### Provided information
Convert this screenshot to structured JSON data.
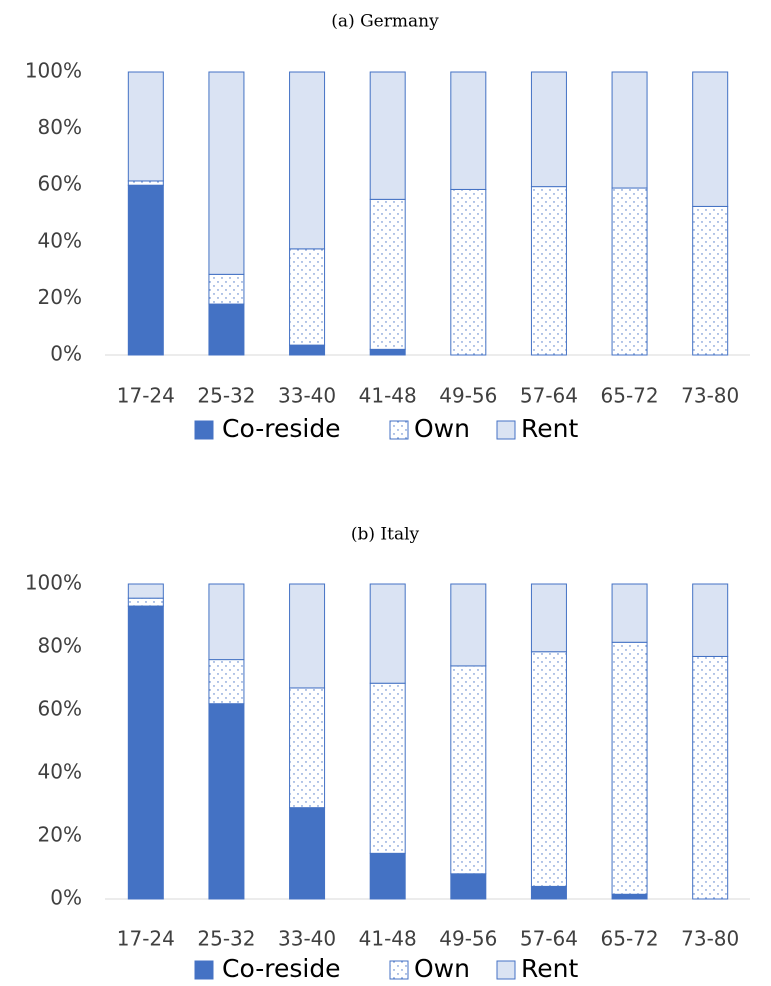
{
  "chart_data": [
    {
      "type": "bar",
      "stacked": true,
      "title": "(a) Germany",
      "categories": [
        "17-24",
        "25-32",
        "33-40",
        "41-48",
        "49-56",
        "57-64",
        "65-72",
        "73-80"
      ],
      "series": [
        {
          "name": "Co-reside",
          "color": "#4472c4",
          "values": [
            60,
            18,
            3.5,
            2,
            0,
            0,
            0,
            0
          ]
        },
        {
          "name": "Own",
          "color": "#ffffff",
          "hatch": "dots",
          "values": [
            1.5,
            10.5,
            34,
            53,
            58.5,
            59.5,
            59,
            52.5
          ]
        },
        {
          "name": "Rent",
          "color": "#dae3f3",
          "values": [
            38.5,
            71.5,
            62.5,
            45,
            41.5,
            40.5,
            41,
            47.5
          ]
        }
      ],
      "edgecolor": "#4472c4",
      "ylim": [
        0,
        100
      ],
      "yticks": [
        {
          "value": 0,
          "label": "0%"
        },
        {
          "value": 20,
          "label": "20%"
        },
        {
          "value": 40,
          "label": "40%"
        },
        {
          "value": 60,
          "label": "60%"
        },
        {
          "value": 80,
          "label": "80%"
        },
        {
          "value": 100,
          "label": "100%"
        }
      ],
      "grid": false,
      "legend": "bottom"
    },
    {
      "type": "bar",
      "stacked": true,
      "title": "(b) Italy",
      "categories": [
        "17-24",
        "25-32",
        "33-40",
        "41-48",
        "49-56",
        "57-64",
        "65-72",
        "73-80"
      ],
      "series": [
        {
          "name": "Co-reside",
          "color": "#4472c4",
          "values": [
            93,
            62,
            29,
            14.5,
            8,
            4,
            1.5,
            0
          ]
        },
        {
          "name": "Own",
          "color": "#ffffff",
          "hatch": "dots",
          "values": [
            2.5,
            14,
            38,
            54,
            66,
            74.5,
            80,
            77
          ]
        },
        {
          "name": "Rent",
          "color": "#dae3f3",
          "values": [
            4.5,
            24,
            33,
            31.5,
            26,
            21.5,
            18.5,
            23
          ]
        }
      ],
      "edgecolor": "#4472c4",
      "ylim": [
        0,
        100
      ],
      "yticks": [
        {
          "value": 0,
          "label": "0%"
        },
        {
          "value": 20,
          "label": "20%"
        },
        {
          "value": 40,
          "label": "40%"
        },
        {
          "value": 60,
          "label": "60%"
        },
        {
          "value": 80,
          "label": "80%"
        },
        {
          "value": 100,
          "label": "100%"
        }
      ],
      "grid": false,
      "legend": "bottom"
    }
  ]
}
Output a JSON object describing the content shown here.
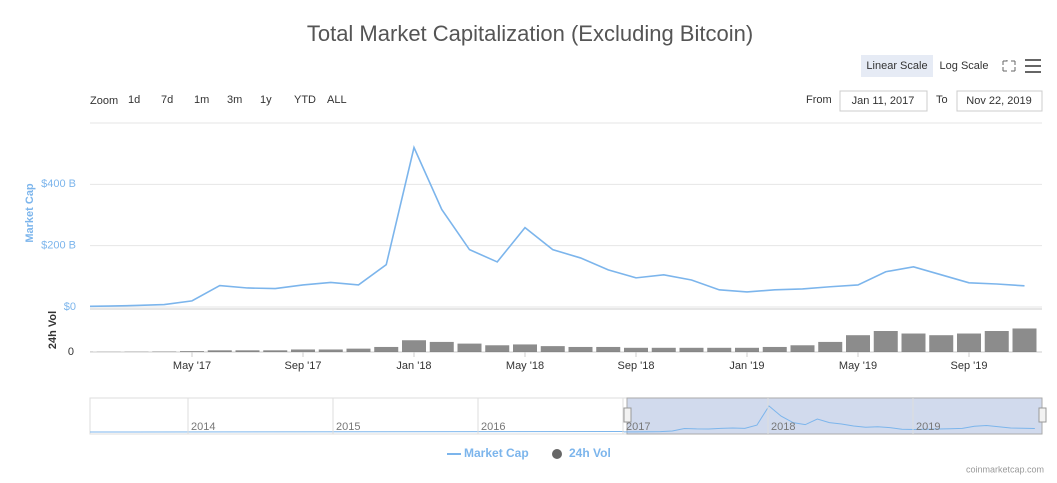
{
  "chart_data": {
    "type": "line",
    "title": "Total Market Capitalization (Excluding Bitcoin)",
    "y_label": "Market Cap",
    "y2_label": "24h Vol",
    "x": [
      "2017-01",
      "2017-02",
      "2017-03",
      "2017-04",
      "2017-05",
      "2017-06",
      "2017-07",
      "2017-08",
      "2017-09",
      "2017-10",
      "2017-11",
      "2017-12",
      "2018-01",
      "2018-02",
      "2018-03",
      "2018-04",
      "2018-05",
      "2018-06",
      "2018-07",
      "2018-08",
      "2018-09",
      "2018-10",
      "2018-11",
      "2018-12",
      "2019-01",
      "2019-02",
      "2019-03",
      "2019-04",
      "2019-05",
      "2019-06",
      "2019-07",
      "2019-08",
      "2019-09",
      "2019-10",
      "2019-11"
    ],
    "series": [
      {
        "name": "Market Cap",
        "color": "#7cb5ec",
        "values": [
          2,
          3,
          5,
          8,
          20,
          70,
          62,
          60,
          72,
          80,
          72,
          138,
          520,
          318,
          187,
          147,
          259,
          187,
          160,
          121,
          95,
          105,
          88,
          56,
          49,
          56,
          59,
          66,
          72,
          115,
          131,
          105,
          79,
          75,
          69
        ]
      },
      {
        "name": "24h Vol",
        "color": "#666666",
        "axis": "y2",
        "values": [
          0.2,
          0.2,
          0.3,
          0.5,
          1,
          2,
          2,
          2,
          3,
          3,
          4,
          6,
          14,
          12,
          10,
          8,
          9,
          7,
          6,
          6,
          5,
          5,
          5,
          5,
          5,
          6,
          8,
          12,
          20,
          25,
          22,
          20,
          22,
          25,
          28
        ]
      }
    ],
    "ylim": [
      0,
      600
    ],
    "yticks": [
      {
        "value": 0,
        "label": "$0"
      },
      {
        "value": 200,
        "label": "$200 B"
      },
      {
        "value": 400,
        "label": "$400 B"
      }
    ],
    "y2lim": [
      0,
      50
    ],
    "y2ticks": [
      0
    ],
    "xticks": [
      {
        "value": "2017-05",
        "label": "May '17"
      },
      {
        "value": "2017-09",
        "label": "Sep '17"
      },
      {
        "value": "2018-01",
        "label": "Jan '18"
      },
      {
        "value": "2018-05",
        "label": "May '18"
      },
      {
        "value": "2018-09",
        "label": "Sep '18"
      },
      {
        "value": "2019-01",
        "label": "Jan '19"
      },
      {
        "value": "2019-05",
        "label": "May '19"
      },
      {
        "value": "2019-09",
        "label": "Sep '19"
      }
    ],
    "grid": true
  },
  "controls": {
    "zoom_label": "Zoom",
    "zoom": [
      "1d",
      "7d",
      "1m",
      "3m",
      "1y",
      "YTD",
      "ALL"
    ],
    "from_label": "From",
    "from": "Jan 11, 2017",
    "to_label": "To",
    "to": "Nov 22, 2019",
    "linear": "Linear Scale",
    "log": "Log Scale"
  },
  "navigator": {
    "labels": [
      "2014",
      "2015",
      "2016",
      "2017",
      "2018",
      "2019"
    ]
  },
  "credit": "coinmarketcap.com"
}
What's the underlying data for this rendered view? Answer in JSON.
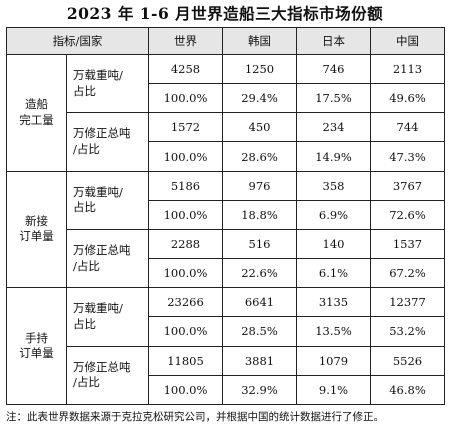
{
  "title": "2023 年 1-6 月世界造船三大指标市场份额",
  "headers": [
    "指标/国家",
    "世界",
    "韩国",
    "日本",
    "中国"
  ],
  "groups": [
    {
      "label": "造船\n完工量",
      "subs": [
        {
          "label": "万载重吨/\n占比",
          "values": [
            "4258",
            "1250",
            "746",
            "2113"
          ],
          "shares": [
            "100.0%",
            "29.4%",
            "17.5%",
            "49.6%"
          ]
        },
        {
          "label": "万修正总吨\n/占比",
          "values": [
            "1572",
            "450",
            "234",
            "744"
          ],
          "shares": [
            "100.0%",
            "28.6%",
            "14.9%",
            "47.3%"
          ]
        }
      ]
    },
    {
      "label": "新接\n订单量",
      "subs": [
        {
          "label": "万载重吨/\n占比",
          "values": [
            "5186",
            "976",
            "358",
            "3767"
          ],
          "shares": [
            "100.0%",
            "18.8%",
            "6.9%",
            "72.6%"
          ]
        },
        {
          "label": "万修正总吨\n/占比",
          "values": [
            "2288",
            "516",
            "140",
            "1537"
          ],
          "shares": [
            "100.0%",
            "22.6%",
            "6.1%",
            "67.2%"
          ]
        }
      ]
    },
    {
      "label": "手持\n订单量",
      "subs": [
        {
          "label": "万载重吨/\n占比",
          "values": [
            "23266",
            "6641",
            "3135",
            "12377"
          ],
          "shares": [
            "100.0%",
            "28.5%",
            "13.5%",
            "53.2%"
          ]
        },
        {
          "label": "万修正总吨\n/占比",
          "values": [
            "11805",
            "3881",
            "1079",
            "5526"
          ],
          "shares": [
            "100.0%",
            "32.9%",
            "9.1%",
            "46.8%"
          ]
        }
      ]
    }
  ],
  "note": "注：此表世界数据来源于克拉克松研究公司，并根据中国的统计数据进行了修正。"
}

### Challenge
Copy out all the data exactly; skip the pictures.

### Response
Convert this screenshot to structured JSON data.
{
  "chart_data": [
    {
      "type": "bar",
      "stacked": true,
      "title": "(a) Germany",
      "categories": [
        "17-24",
        "25-32",
        "33-40",
        "41-48",
        "49-56",
        "57-64",
        "65-72",
        "73-80"
      ],
      "series": [
        {
          "name": "Co-reside",
          "color": "#4472c4",
          "values": [
            60,
            18,
            3.5,
            2,
            0,
            0,
            0,
            0
          ]
        },
        {
          "name": "Own",
          "color": "#ffffff",
          "hatch": "dots",
          "values": [
            1.5,
            10.5,
            34,
            53,
            58.5,
            59.5,
            59,
            52.5
          ]
        },
        {
          "name": "Rent",
          "color": "#dae3f3",
          "values": [
            38.5,
            71.5,
            62.5,
            45,
            41.5,
            40.5,
            41,
            47.5
          ]
        }
      ],
      "edgecolor": "#4472c4",
      "ylim": [
        0,
        100
      ],
      "yticks": [
        {
          "value": 0,
          "label": "0%"
        },
        {
          "value": 20,
          "label": "20%"
        },
        {
          "value": 40,
          "label": "40%"
        },
        {
          "value": 60,
          "label": "60%"
        },
        {
          "value": 80,
          "label": "80%"
        },
        {
          "value": 100,
          "label": "100%"
        }
      ],
      "grid": false,
      "legend": "bottom"
    },
    {
      "type": "bar",
      "stacked": true,
      "title": "(b) Italy",
      "categories": [
        "17-24",
        "25-32",
        "33-40",
        "41-48",
        "49-56",
        "57-64",
        "65-72",
        "73-80"
      ],
      "series": [
        {
          "name": "Co-reside",
          "color": "#4472c4",
          "values": [
            93,
            62,
            29,
            14.5,
            8,
            4,
            1.5,
            0
          ]
        },
        {
          "name": "Own",
          "color": "#ffffff",
          "hatch": "dots",
          "values": [
            2.5,
            14,
            38,
            54,
            66,
            74.5,
            80,
            77
          ]
        },
        {
          "name": "Rent",
          "color": "#dae3f3",
          "values": [
            4.5,
            24,
            33,
            31.5,
            26,
            21.5,
            18.5,
            23
          ]
        }
      ],
      "edgecolor": "#4472c4",
      "ylim": [
        0,
        100
      ],
      "yticks": [
        {
          "value": 0,
          "label": "0%"
        },
        {
          "value": 20,
          "label": "20%"
        },
        {
          "value": 40,
          "label": "40%"
        },
        {
          "value": 60,
          "label": "60%"
        },
        {
          "value": 80,
          "label": "80%"
        },
        {
          "value": 100,
          "label": "100%"
        }
      ],
      "grid": false,
      "legend": "bottom"
    }
  ]
}
Output a JSON object describing the content shown here.
{
  "chart_data": {
    "type": "line",
    "title": "Total Market Capitalization (Excluding Bitcoin)",
    "y_label": "Market Cap",
    "y2_label": "24h Vol",
    "x": [
      "2017-01",
      "2017-02",
      "2017-03",
      "2017-04",
      "2017-05",
      "2017-06",
      "2017-07",
      "2017-08",
      "2017-09",
      "2017-10",
      "2017-11",
      "2017-12",
      "2018-01",
      "2018-02",
      "2018-03",
      "2018-04",
      "2018-05",
      "2018-06",
      "2018-07",
      "2018-08",
      "2018-09",
      "2018-10",
      "2018-11",
      "2018-12",
      "2019-01",
      "2019-02",
      "2019-03",
      "2019-04",
      "2019-05",
      "2019-06",
      "2019-07",
      "2019-08",
      "2019-09",
      "2019-10",
      "2019-11"
    ],
    "series": [
      {
        "name": "Market Cap",
        "color": "#7cb5ec",
        "values": [
          2,
          3,
          5,
          8,
          20,
          70,
          62,
          60,
          72,
          80,
          72,
          138,
          520,
          318,
          187,
          147,
          259,
          187,
          160,
          121,
          95,
          105,
          88,
          56,
          49,
          56,
          59,
          66,
          72,
          115,
          131,
          105,
          79,
          75,
          69
        ]
      },
      {
        "name": "24h Vol",
        "color": "#666666",
        "axis": "y2",
        "values": [
          0.2,
          0.2,
          0.3,
          0.5,
          1,
          2,
          2,
          2,
          3,
          3,
          4,
          6,
          14,
          12,
          10,
          8,
          9,
          7,
          6,
          6,
          5,
          5,
          5,
          5,
          5,
          6,
          8,
          12,
          20,
          25,
          22,
          20,
          22,
          25,
          28
        ]
      }
    ],
    "ylim": [
      0,
      600
    ],
    "yticks": [
      {
        "value": 0,
        "label": "$0"
      },
      {
        "value": 200,
        "label": "$200 B"
      },
      {
        "value": 400,
        "label": "$400 B"
      }
    ],
    "y2lim": [
      0,
      50
    ],
    "y2ticks": [
      0
    ],
    "xticks": [
      {
        "value": "2017-05",
        "label": "May '17"
      },
      {
        "value": "2017-09",
        "label": "Sep '17"
      },
      {
        "value": "2018-01",
        "label": "Jan '18"
      },
      {
        "value": "2018-05",
        "label": "May '18"
      },
      {
        "value": "2018-09",
        "label": "Sep '18"
      },
      {
        "value": "2019-01",
        "label": "Jan '19"
      },
      {
        "value": "2019-05",
        "label": "May '19"
      },
      {
        "value": "2019-09",
        "label": "Sep '19"
      }
    ],
    "grid": true
  },
  "controls": {
    "zoom_label": "Zoom",
    "zoom": [
      "1d",
      "7d",
      "1m",
      "3m",
      "1y",
      "YTD",
      "ALL"
    ],
    "from_label": "From",
    "from": "Jan 11, 2017",
    "to_label": "To",
    "to": "Nov 22, 2019",
    "linear": "Linear Scale",
    "log": "Log Scale"
  },
  "navigator": {
    "labels": [
      "2014",
      "2015",
      "2016",
      "2017",
      "2018",
      "2019"
    ]
  },
  "credit": "coinmarketcap.com"
}
What's the underlying data for this rendered view? Answer in JSON.
{
  "title": "2023 年 1-6 月世界造船三大指标市场份额",
  "headers": [
    "指标/国家",
    "世界",
    "韩国",
    "日本",
    "中国"
  ],
  "groups": [
    {
      "label": "造船\n完工量",
      "subs": [
        {
          "label": "万载重吨/\n占比",
          "values": [
            "4258",
            "1250",
            "746",
            "2113"
          ],
          "shares": [
            "100.0%",
            "29.4%",
            "17.5%",
            "49.6%"
          ]
        },
        {
          "label": "万修正总吨\n/占比",
          "values": [
            "1572",
            "450",
            "234",
            "744"
          ],
          "shares": [
            "100.0%",
            "28.6%",
            "14.9%",
            "47.3%"
          ]
        }
      ]
    },
    {
      "label": "新接\n订单量",
      "subs": [
        {
          "label": "万载重吨/\n占比",
          "values": [
            "5186",
            "976",
            "358",
            "3767"
          ],
          "shares": [
            "100.0%",
            "18.8%",
            "6.9%",
            "72.6%"
          ]
        },
        {
          "label": "万修正总吨\n/占比",
          "values": [
            "2288",
            "516",
            "140",
            "1537"
          ],
          "shares": [
            "100.0%",
            "22.6%",
            "6.1%",
            "67.2%"
          ]
        }
      ]
    },
    {
      "label": "手持\n订单量",
      "subs": [
        {
          "label": "万载重吨/\n占比",
          "values": [
            "23266",
            "6641",
            "3135",
            "12377"
          ],
          "shares": [
            "100.0%",
            "28.5%",
            "13.5%",
            "53.2%"
          ]
        },
        {
          "label": "万修正总吨\n/占比",
          "values": [
            "11805",
            "3881",
            "1079",
            "5526"
          ],
          "shares": [
            "100.0%",
            "32.9%",
            "9.1%",
            "46.8%"
          ]
        }
      ]
    }
  ],
  "note": "注：此表世界数据来源于克拉克松研究公司，并根据中国的统计数据进行了修正。"
}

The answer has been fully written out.